(Stored data)
--- start ---

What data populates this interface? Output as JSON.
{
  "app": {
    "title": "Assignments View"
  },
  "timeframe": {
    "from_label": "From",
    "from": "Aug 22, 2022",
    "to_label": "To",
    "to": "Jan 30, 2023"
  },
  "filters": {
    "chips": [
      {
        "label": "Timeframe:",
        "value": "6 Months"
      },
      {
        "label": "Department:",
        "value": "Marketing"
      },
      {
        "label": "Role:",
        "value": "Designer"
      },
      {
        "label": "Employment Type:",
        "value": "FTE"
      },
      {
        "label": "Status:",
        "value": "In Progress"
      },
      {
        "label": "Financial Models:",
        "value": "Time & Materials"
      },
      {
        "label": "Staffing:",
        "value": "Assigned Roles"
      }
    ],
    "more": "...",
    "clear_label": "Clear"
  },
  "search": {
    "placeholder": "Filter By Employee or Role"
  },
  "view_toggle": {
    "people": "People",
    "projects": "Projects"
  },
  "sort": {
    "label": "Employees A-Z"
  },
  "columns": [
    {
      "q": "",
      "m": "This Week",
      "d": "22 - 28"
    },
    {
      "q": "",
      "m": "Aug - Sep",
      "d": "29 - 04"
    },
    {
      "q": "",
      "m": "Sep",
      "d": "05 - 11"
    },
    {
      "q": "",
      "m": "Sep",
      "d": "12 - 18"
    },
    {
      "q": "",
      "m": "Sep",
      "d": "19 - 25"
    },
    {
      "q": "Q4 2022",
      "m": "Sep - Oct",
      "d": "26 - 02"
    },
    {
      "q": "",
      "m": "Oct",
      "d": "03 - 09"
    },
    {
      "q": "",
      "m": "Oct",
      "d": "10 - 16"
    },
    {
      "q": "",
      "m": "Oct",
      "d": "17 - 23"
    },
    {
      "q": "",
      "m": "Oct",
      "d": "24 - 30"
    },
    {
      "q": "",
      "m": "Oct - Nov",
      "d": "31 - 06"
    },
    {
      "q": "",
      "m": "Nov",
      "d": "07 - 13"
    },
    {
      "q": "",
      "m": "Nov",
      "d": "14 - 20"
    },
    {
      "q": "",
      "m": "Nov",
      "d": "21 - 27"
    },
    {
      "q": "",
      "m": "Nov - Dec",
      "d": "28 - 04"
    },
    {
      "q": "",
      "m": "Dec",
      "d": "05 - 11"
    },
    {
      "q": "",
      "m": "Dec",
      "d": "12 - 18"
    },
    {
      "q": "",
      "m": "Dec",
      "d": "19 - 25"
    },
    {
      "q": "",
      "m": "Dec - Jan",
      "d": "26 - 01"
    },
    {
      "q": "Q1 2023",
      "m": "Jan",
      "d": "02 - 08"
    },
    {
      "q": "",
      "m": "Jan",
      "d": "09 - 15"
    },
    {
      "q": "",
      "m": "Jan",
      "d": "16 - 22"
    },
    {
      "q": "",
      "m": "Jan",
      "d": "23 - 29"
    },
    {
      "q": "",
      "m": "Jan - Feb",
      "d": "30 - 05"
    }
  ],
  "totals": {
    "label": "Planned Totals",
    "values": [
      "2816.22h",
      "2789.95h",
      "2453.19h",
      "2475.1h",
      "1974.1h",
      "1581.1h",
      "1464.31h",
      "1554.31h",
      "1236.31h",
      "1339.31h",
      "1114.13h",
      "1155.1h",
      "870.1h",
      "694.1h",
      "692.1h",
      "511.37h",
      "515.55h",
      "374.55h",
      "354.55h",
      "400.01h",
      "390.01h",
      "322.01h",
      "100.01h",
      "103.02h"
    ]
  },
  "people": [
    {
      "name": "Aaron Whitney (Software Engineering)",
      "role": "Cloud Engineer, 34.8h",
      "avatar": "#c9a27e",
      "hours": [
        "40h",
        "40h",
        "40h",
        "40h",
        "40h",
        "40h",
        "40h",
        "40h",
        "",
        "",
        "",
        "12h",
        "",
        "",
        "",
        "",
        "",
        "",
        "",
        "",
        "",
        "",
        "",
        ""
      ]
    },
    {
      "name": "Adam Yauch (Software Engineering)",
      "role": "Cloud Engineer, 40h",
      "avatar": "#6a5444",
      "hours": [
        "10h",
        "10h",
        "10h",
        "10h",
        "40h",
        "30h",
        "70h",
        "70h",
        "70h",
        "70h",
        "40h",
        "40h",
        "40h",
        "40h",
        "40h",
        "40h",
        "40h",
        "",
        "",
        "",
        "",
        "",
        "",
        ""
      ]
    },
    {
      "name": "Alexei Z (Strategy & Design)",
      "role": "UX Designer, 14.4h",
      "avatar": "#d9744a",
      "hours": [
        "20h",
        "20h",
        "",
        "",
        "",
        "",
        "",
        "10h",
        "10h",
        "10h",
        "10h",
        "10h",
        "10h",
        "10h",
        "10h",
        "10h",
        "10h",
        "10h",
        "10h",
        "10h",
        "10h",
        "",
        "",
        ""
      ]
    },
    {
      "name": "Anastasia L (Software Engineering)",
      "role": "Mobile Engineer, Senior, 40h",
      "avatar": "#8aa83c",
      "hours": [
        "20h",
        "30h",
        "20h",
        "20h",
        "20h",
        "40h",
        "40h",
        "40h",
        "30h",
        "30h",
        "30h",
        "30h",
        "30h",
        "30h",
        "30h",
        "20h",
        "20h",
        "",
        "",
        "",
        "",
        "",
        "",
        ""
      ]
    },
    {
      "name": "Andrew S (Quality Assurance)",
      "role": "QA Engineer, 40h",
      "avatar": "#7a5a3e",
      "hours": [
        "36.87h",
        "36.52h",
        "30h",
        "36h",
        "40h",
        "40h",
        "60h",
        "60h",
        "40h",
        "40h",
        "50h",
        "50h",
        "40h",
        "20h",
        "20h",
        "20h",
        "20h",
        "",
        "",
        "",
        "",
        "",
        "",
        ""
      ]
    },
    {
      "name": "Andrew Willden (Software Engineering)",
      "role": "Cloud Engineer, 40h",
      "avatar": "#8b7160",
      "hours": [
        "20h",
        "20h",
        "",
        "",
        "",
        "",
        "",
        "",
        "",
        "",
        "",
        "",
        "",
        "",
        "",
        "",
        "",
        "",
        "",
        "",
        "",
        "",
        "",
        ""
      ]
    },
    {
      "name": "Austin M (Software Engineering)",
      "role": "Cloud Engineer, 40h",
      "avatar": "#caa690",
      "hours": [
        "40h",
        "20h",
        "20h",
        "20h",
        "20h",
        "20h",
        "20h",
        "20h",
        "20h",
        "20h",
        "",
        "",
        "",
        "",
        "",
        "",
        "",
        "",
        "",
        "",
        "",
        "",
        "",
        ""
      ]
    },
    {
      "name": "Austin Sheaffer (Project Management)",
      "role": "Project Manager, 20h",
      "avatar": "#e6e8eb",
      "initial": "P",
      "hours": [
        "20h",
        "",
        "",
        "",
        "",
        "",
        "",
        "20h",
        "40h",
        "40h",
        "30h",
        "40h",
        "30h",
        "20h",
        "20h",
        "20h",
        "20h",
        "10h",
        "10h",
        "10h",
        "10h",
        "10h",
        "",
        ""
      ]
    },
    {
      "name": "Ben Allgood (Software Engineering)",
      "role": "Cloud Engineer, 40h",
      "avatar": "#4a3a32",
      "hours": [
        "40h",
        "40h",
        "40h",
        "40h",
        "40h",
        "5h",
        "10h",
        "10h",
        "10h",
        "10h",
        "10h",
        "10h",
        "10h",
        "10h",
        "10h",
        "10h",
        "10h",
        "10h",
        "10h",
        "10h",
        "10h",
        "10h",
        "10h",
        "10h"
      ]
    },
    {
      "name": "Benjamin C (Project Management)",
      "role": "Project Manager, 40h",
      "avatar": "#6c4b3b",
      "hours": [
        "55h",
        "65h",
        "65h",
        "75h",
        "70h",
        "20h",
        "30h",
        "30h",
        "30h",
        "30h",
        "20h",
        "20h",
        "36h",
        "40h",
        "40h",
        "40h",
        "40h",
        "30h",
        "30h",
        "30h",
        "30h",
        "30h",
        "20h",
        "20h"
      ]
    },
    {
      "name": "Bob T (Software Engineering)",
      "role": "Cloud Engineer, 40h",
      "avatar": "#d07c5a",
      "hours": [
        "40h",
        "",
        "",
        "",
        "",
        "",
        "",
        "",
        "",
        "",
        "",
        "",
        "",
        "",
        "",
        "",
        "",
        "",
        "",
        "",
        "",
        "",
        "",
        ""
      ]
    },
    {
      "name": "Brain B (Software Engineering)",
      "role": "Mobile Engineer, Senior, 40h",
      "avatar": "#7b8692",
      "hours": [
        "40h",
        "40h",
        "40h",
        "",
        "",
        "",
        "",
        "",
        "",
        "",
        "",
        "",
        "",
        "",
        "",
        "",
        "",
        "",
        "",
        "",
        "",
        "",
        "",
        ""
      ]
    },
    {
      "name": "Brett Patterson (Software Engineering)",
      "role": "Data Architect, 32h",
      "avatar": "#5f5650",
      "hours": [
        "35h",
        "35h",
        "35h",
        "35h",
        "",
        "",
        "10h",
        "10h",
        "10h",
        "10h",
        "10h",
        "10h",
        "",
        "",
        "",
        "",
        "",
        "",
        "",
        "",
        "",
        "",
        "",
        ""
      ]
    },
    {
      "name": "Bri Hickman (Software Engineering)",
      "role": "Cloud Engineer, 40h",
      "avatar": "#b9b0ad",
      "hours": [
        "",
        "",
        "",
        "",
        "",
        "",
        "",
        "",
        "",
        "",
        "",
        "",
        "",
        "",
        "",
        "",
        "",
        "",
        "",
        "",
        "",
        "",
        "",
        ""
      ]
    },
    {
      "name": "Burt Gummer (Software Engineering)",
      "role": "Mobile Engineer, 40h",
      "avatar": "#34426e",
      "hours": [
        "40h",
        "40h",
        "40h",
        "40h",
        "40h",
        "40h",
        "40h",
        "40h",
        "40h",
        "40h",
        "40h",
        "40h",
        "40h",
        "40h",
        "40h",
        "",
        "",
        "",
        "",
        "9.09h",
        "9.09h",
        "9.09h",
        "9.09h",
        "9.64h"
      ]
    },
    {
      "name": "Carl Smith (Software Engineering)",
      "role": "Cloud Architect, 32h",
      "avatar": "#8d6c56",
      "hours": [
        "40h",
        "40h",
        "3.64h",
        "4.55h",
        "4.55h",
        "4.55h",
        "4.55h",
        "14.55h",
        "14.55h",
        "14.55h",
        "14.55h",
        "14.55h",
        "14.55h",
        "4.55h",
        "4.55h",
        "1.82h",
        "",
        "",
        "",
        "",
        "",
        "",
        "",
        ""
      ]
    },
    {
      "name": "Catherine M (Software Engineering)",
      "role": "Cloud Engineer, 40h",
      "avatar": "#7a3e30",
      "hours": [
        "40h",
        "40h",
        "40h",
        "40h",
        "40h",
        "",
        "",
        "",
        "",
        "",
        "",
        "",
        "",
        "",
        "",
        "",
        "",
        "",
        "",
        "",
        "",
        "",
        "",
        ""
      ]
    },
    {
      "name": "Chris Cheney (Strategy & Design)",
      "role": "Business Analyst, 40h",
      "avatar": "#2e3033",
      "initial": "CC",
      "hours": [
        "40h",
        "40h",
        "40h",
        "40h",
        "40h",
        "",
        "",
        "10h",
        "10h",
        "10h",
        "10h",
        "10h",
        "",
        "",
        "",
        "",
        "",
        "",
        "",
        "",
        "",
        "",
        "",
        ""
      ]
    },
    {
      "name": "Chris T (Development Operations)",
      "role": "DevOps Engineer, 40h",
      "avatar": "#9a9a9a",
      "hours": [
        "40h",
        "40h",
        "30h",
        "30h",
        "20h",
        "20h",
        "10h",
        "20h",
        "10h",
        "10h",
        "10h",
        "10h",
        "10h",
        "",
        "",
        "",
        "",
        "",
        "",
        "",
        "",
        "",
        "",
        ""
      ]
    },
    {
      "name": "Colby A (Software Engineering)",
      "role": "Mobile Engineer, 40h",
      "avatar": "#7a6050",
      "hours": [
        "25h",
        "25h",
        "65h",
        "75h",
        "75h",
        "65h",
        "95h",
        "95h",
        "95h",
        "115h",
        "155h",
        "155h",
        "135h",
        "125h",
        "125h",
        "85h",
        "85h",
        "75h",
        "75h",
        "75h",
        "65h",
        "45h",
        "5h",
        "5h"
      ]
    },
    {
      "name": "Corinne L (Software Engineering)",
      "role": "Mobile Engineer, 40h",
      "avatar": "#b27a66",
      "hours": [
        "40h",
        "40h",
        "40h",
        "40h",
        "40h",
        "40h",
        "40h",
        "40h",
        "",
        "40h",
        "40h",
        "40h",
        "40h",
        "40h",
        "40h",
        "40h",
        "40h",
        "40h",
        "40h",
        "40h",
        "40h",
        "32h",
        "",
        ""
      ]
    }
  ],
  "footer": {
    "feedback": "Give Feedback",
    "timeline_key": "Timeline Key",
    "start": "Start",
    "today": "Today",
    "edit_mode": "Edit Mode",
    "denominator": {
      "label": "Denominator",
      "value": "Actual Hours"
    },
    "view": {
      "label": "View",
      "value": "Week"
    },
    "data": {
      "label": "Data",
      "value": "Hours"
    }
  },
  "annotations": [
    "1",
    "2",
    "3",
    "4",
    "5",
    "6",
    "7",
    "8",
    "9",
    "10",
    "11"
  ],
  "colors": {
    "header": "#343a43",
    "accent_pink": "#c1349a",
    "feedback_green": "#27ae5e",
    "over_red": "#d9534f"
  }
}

--- end ---

__SET PROBLEM__: List all lines above in which the string "Management" appears.

__SOLUTION__:
      "name": "Austin Sheaffer (Project Management)",
      "name": "Benjamin C (Project Management)",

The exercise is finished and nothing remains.